=== Required task ===
Locate the string "strength" in the records below. Copy every line where it occurs.

### Extracted data ###

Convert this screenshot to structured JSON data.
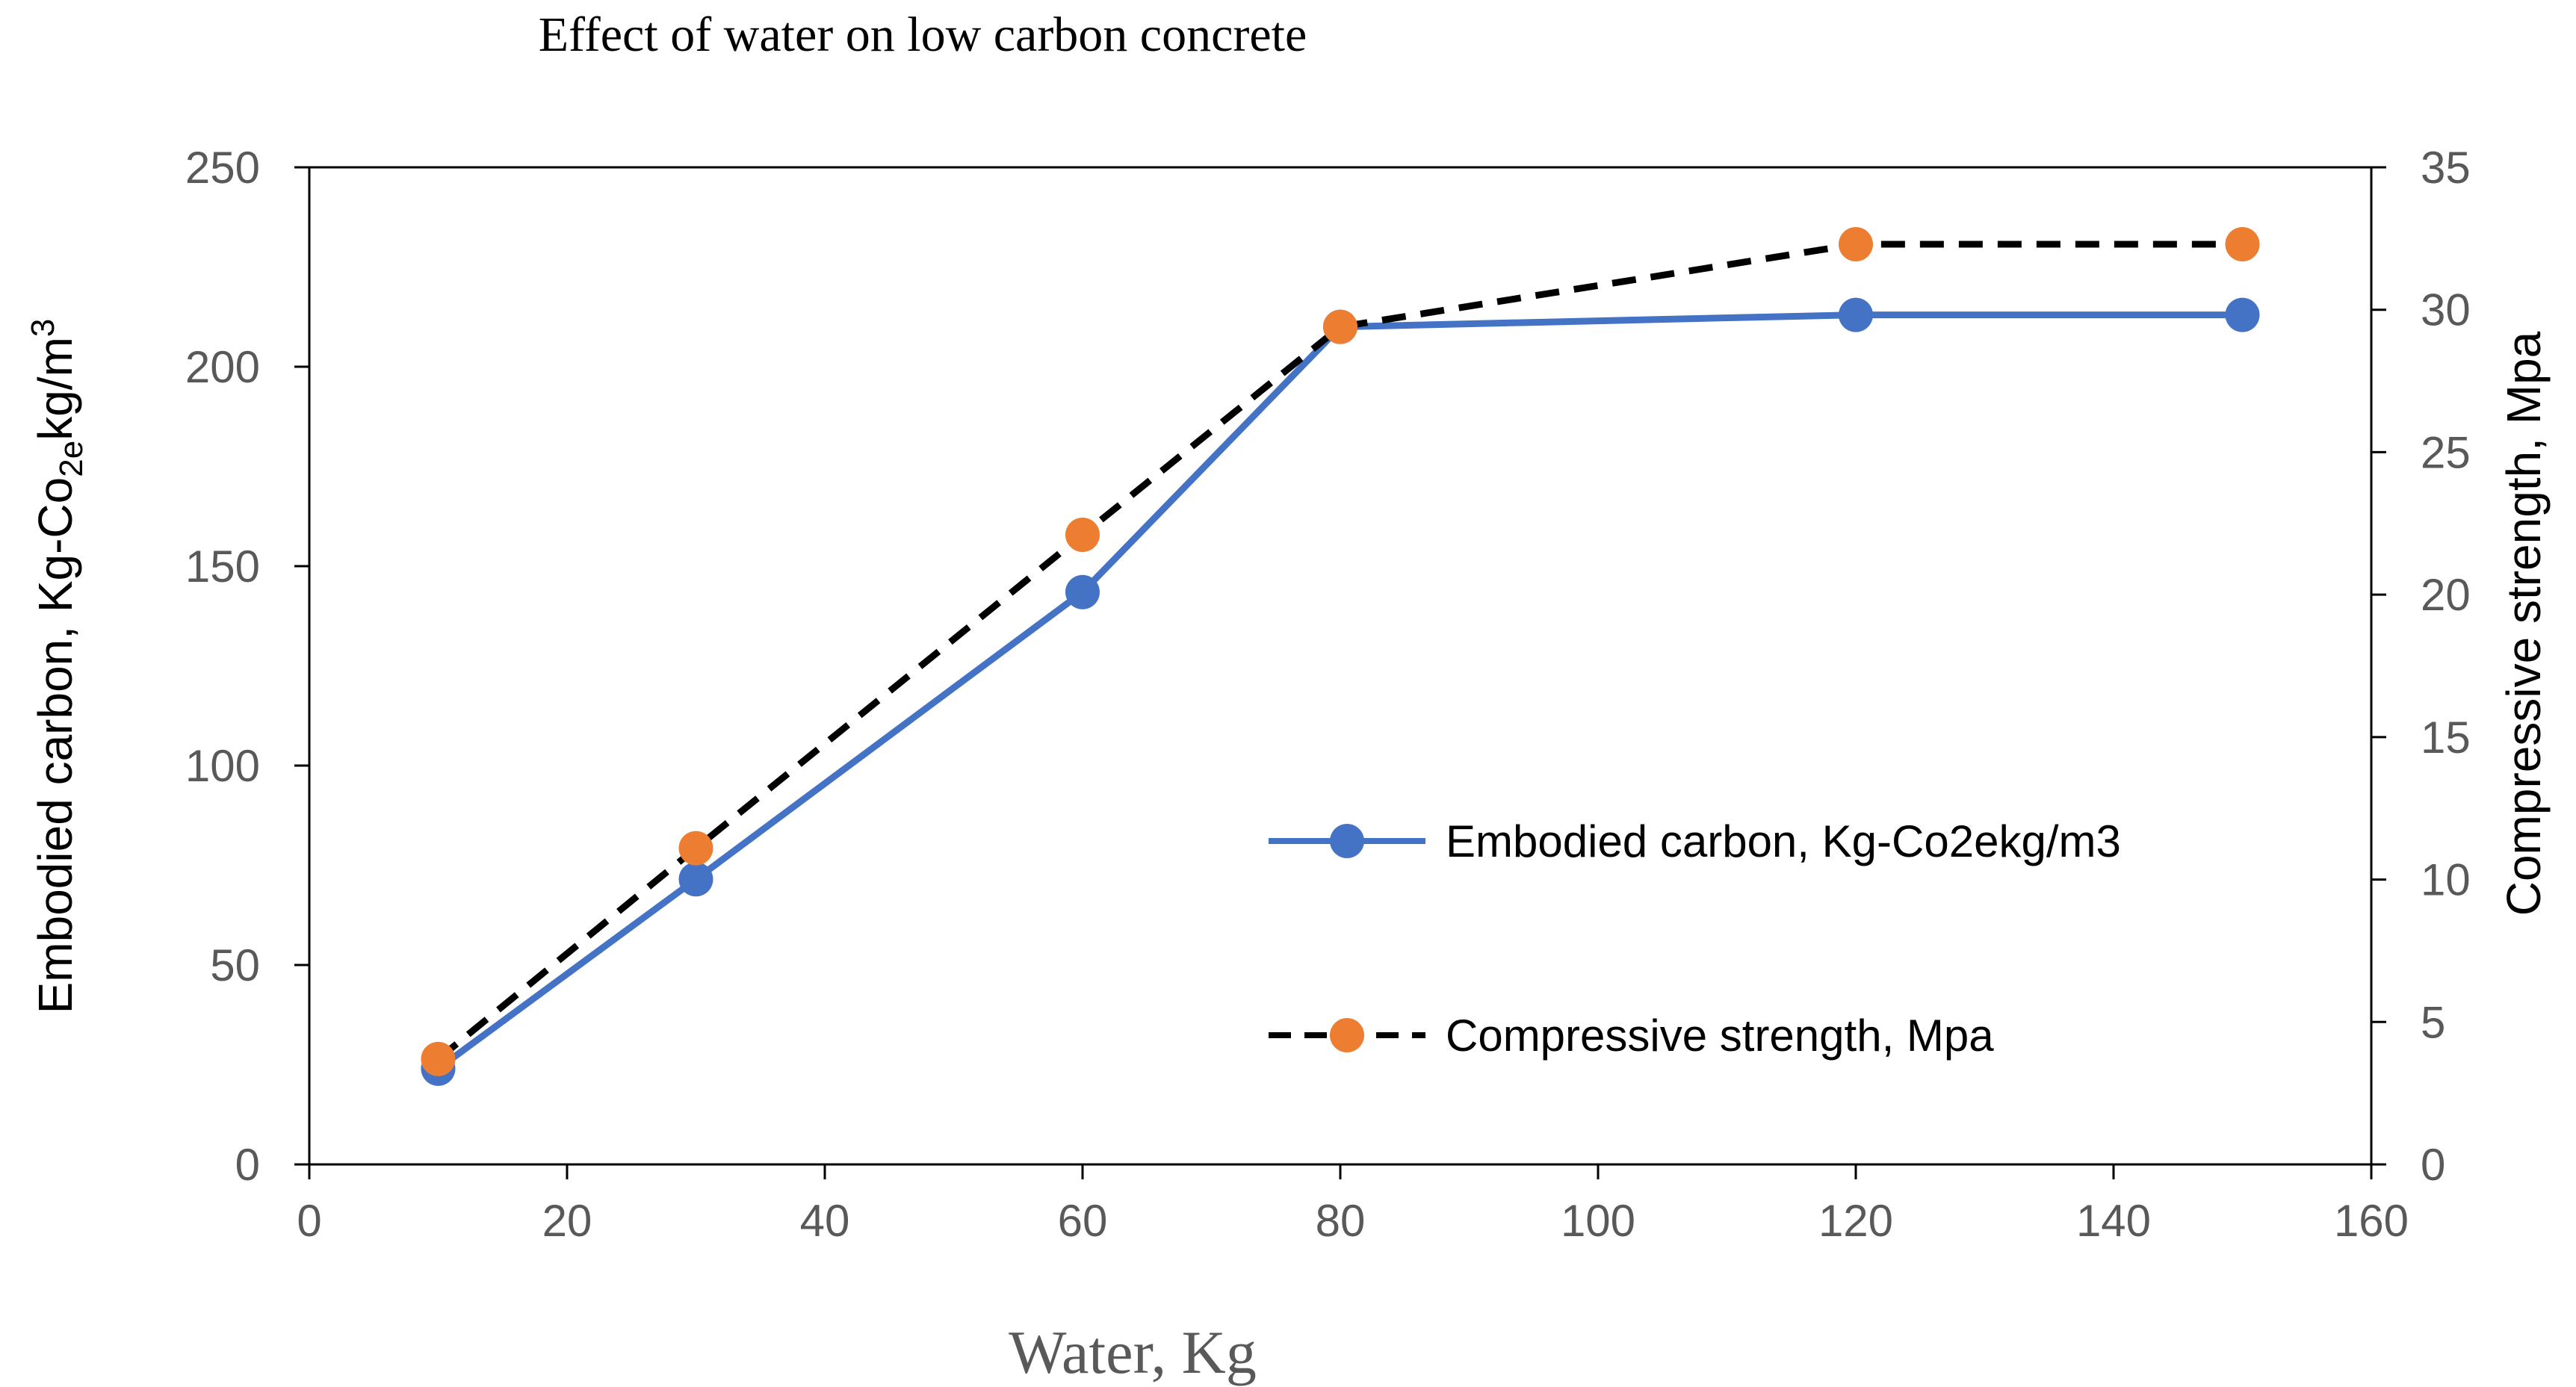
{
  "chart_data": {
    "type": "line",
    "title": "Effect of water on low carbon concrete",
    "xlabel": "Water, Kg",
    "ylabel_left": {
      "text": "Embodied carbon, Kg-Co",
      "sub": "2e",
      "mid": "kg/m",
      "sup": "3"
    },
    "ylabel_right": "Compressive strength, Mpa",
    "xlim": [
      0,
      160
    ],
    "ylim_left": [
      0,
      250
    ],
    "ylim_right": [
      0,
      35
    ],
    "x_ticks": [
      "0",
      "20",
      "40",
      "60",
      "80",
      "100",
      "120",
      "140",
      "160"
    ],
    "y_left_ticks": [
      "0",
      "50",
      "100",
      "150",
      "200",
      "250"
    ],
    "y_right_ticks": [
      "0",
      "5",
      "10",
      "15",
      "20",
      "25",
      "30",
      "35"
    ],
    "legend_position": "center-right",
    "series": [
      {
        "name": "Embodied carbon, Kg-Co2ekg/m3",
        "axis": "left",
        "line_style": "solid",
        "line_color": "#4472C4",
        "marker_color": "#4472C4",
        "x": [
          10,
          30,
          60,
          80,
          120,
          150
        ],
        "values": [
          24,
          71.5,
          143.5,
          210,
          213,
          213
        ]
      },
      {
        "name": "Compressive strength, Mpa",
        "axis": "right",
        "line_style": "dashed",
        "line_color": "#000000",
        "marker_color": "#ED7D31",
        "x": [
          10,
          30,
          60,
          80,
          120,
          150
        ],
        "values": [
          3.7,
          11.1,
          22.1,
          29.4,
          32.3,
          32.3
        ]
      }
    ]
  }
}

###
### Extracted data ###

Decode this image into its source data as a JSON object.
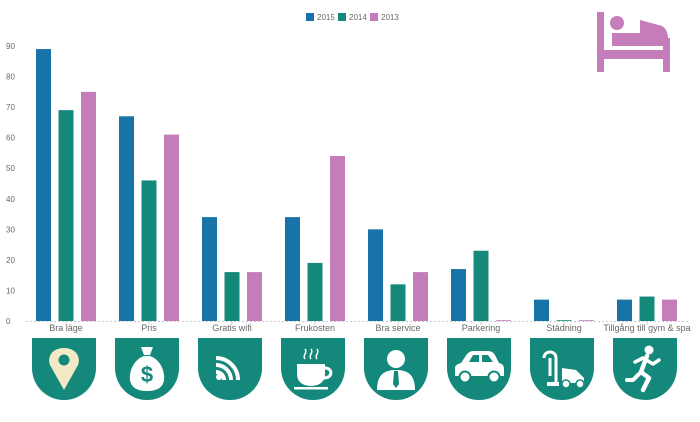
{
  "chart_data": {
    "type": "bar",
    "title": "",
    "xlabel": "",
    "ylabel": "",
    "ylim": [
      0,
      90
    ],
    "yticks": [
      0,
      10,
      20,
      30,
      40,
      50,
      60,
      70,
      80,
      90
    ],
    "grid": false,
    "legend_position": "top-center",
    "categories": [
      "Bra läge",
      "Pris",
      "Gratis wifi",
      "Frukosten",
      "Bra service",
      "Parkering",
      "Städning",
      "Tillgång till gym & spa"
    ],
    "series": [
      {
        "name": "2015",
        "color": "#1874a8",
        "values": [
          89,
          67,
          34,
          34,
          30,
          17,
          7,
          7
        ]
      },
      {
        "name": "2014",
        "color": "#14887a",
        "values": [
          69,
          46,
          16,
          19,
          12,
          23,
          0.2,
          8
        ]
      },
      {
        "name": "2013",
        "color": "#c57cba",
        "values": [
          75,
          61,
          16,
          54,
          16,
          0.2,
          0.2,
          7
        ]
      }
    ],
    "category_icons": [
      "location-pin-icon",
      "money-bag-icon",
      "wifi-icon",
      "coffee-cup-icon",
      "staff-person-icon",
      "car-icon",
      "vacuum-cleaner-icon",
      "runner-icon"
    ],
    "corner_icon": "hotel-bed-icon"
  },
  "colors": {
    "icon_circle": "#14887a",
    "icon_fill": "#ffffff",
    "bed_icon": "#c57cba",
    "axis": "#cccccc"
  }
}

###

=== The output ===
    "ylabel_right": "Compressive strength, Mpa",
        "name": "Compressive strength, Mpa",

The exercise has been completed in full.